Stated task →
All the records that follow need to be reproduced exactly. Omit the images.

Data shown →
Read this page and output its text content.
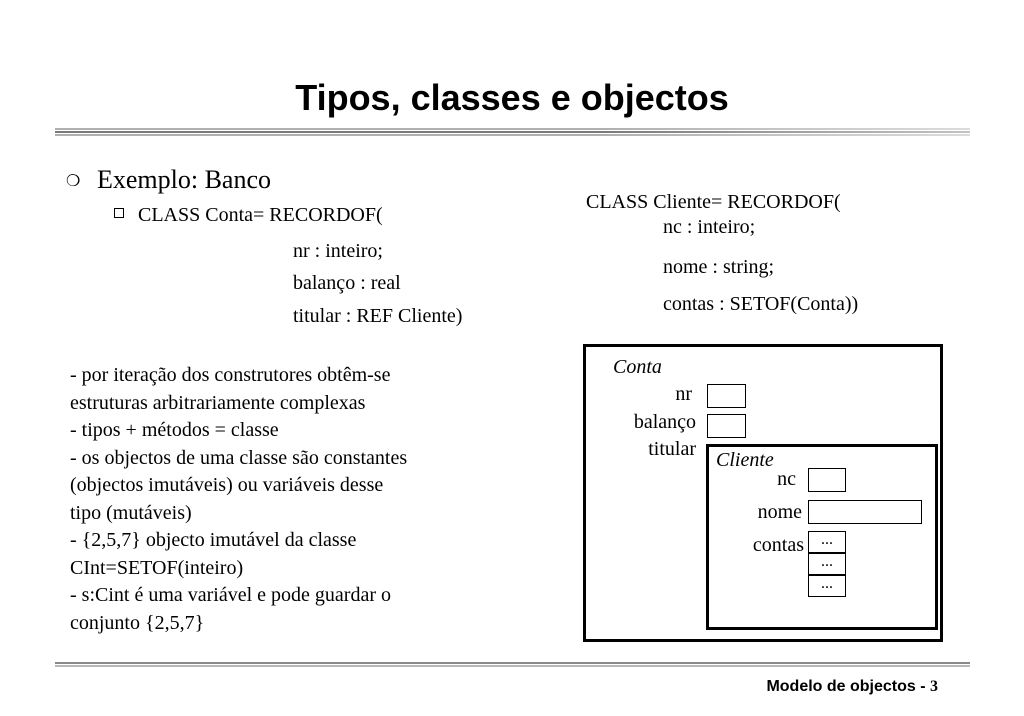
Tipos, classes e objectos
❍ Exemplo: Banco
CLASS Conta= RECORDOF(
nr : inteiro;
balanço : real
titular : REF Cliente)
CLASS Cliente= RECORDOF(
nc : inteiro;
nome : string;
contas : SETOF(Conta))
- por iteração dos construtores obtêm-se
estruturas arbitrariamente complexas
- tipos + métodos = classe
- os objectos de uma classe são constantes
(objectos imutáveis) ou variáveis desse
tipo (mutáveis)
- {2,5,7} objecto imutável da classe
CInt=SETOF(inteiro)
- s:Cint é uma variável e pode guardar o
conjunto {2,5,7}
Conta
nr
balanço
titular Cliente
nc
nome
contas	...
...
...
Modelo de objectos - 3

Exercise output →
Read this page and output its text content.
Tipos, classes e objectos
❍ Exemplo: Banco
CLASS Conta= RECORDOF(
nr : inteiro;
balanço : real
titular : REF Cliente)
CLASS Cliente= RECORDOF(
nc : inteiro;
nome : string;
contas : SETOF(Conta))
- por iteração dos construtores obtêm-se
estruturas arbitrariamente complexas
- tipos + métodos = classe
- os objectos de uma classe são constantes
(objectos imutáveis) ou variáveis desse
tipo (mutáveis)
- {2,5,7} objecto imutável da classe
CInt=SETOF(inteiro)
- s:Cint é uma variável e pode guardar o
conjunto {2,5,7}
Conta
nr
balanço
titular Cliente
nc
nome
contas	...
...
...
Modelo de objectos - 3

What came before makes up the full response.